**Data to use:**

★ ★ ★ ★ ★

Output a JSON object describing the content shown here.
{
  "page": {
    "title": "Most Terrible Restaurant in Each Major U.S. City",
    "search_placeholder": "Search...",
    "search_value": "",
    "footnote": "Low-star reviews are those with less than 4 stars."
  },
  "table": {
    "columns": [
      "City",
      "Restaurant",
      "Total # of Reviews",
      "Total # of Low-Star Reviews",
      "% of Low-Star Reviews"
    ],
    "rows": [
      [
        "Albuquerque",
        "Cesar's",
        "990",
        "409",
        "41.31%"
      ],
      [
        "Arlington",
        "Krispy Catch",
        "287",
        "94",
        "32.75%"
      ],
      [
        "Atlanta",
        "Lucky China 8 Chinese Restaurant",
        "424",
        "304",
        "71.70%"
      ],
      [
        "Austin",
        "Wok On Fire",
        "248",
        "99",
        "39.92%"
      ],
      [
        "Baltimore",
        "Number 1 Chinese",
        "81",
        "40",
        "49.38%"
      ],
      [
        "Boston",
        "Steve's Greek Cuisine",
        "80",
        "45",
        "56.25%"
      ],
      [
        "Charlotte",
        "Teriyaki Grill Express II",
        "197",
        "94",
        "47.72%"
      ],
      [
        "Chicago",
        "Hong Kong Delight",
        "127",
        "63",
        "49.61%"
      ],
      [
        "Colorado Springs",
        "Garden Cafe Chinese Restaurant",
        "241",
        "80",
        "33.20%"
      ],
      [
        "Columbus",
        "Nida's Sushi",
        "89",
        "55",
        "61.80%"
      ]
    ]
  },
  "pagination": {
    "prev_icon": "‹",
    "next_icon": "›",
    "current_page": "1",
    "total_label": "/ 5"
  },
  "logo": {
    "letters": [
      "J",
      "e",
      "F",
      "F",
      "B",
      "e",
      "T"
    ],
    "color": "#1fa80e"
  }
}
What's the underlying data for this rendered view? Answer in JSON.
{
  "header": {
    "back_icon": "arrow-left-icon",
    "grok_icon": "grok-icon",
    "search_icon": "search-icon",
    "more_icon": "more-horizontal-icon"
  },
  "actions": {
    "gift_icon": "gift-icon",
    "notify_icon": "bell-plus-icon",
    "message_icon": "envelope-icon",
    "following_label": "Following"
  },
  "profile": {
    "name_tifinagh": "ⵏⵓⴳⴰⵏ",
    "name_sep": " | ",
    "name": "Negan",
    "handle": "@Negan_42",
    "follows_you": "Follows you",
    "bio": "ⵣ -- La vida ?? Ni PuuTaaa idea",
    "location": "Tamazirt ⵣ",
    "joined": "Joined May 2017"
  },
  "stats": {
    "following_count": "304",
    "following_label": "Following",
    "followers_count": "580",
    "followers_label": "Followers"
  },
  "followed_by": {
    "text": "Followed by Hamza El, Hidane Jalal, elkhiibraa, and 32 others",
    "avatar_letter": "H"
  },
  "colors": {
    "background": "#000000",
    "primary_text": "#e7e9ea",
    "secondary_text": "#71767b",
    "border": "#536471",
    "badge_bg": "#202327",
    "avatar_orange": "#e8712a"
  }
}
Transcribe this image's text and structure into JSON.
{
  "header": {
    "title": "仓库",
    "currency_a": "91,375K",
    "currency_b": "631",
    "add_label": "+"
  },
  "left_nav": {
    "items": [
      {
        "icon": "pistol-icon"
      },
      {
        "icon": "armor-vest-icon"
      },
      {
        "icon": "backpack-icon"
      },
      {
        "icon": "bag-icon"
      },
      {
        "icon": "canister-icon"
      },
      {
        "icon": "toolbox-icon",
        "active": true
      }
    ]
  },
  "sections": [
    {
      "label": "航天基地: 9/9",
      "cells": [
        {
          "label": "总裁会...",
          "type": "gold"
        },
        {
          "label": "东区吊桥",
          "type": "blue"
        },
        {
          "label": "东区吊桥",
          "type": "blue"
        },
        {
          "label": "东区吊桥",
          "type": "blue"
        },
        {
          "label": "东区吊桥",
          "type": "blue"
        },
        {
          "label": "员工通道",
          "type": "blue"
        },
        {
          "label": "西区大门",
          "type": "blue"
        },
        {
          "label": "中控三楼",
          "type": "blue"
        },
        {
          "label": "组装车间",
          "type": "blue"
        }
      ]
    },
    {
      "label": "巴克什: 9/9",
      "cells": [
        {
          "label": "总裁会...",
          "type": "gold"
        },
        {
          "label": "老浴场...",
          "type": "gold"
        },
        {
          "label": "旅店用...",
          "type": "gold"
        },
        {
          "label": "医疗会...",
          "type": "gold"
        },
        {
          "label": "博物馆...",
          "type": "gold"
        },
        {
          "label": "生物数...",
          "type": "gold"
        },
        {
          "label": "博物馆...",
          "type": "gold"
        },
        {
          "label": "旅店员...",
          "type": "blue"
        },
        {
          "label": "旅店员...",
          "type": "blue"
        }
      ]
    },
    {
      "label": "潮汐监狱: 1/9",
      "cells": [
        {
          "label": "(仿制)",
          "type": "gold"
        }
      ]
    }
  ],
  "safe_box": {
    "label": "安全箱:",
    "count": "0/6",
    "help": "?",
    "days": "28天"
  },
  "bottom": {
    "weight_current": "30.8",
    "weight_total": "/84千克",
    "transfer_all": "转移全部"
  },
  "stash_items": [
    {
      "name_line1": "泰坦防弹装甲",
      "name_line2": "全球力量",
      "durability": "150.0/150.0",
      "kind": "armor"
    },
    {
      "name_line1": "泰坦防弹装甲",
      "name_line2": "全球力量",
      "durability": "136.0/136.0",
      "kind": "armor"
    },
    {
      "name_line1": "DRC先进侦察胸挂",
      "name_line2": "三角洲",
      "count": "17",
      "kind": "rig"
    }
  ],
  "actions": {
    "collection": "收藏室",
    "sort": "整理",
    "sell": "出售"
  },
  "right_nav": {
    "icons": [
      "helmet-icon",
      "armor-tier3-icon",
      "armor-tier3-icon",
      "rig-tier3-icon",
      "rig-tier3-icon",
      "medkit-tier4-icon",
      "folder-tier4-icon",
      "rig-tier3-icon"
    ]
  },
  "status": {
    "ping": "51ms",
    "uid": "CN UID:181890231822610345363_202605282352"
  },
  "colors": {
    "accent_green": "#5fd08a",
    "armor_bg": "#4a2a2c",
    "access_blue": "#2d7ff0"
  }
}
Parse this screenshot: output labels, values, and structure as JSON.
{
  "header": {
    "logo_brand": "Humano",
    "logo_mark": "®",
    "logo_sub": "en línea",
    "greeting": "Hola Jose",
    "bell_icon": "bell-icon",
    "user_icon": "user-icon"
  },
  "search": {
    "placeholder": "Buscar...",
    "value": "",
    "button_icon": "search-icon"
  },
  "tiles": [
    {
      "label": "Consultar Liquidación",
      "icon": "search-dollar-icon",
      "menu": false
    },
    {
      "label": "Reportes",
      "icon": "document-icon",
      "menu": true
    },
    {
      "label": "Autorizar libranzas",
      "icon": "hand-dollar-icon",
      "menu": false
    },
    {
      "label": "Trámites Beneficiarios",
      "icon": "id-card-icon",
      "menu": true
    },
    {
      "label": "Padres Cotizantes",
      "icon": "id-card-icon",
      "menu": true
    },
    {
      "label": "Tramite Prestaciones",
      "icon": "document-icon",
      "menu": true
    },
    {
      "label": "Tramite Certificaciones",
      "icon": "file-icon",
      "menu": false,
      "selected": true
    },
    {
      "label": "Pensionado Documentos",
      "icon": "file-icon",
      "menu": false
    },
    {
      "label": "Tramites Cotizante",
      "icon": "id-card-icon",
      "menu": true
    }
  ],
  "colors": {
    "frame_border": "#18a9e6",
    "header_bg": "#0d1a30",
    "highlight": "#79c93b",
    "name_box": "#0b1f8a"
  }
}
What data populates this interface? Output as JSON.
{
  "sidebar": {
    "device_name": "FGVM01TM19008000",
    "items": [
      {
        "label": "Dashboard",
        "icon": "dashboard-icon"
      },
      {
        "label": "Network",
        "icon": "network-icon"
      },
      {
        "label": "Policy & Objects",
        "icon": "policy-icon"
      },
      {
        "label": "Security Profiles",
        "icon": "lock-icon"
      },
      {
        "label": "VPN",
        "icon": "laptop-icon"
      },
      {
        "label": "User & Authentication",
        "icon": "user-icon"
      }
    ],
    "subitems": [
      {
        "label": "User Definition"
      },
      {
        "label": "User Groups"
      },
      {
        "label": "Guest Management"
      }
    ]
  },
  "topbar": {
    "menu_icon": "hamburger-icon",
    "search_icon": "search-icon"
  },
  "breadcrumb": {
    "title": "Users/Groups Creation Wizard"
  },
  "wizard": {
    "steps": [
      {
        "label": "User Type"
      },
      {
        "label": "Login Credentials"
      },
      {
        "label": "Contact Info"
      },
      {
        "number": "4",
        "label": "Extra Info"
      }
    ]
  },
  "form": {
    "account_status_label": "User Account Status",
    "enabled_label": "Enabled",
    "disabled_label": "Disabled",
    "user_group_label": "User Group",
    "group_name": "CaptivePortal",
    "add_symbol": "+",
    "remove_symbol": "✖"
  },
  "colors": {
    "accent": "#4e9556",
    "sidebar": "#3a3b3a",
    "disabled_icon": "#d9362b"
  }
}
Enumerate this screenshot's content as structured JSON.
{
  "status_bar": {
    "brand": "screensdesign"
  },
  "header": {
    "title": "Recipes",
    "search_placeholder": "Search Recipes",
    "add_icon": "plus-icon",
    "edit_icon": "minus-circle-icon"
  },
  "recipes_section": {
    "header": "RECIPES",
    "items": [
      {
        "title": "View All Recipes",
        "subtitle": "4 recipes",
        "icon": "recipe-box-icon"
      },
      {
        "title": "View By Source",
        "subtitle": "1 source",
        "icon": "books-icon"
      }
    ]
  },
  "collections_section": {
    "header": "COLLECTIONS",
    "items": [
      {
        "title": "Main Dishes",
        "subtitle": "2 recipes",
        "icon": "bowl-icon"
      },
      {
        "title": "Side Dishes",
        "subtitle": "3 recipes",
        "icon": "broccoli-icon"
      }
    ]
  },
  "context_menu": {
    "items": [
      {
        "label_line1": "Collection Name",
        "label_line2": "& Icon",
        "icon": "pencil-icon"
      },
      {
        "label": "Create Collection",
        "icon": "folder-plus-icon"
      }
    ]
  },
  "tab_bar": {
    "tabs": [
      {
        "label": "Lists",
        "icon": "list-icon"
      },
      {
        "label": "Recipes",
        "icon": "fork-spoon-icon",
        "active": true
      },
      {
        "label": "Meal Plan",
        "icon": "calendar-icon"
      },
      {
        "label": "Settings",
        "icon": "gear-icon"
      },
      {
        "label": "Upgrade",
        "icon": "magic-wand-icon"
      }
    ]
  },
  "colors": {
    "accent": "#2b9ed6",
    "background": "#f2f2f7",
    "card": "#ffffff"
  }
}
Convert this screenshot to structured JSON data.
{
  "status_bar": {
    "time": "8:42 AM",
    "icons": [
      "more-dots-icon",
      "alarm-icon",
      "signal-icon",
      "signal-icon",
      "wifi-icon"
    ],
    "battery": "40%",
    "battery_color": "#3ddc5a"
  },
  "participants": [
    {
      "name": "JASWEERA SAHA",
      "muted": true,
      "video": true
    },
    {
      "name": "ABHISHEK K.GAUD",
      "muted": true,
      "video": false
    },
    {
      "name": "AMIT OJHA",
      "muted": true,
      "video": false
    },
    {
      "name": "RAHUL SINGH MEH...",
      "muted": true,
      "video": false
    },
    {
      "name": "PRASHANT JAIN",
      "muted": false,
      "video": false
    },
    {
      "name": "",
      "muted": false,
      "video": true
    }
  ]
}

★ ★ ★ ★ ★

Sift through the entries and copy every line with "durability".

      "durability": "150.0/150.0",
      "durability": "136.0/136.0",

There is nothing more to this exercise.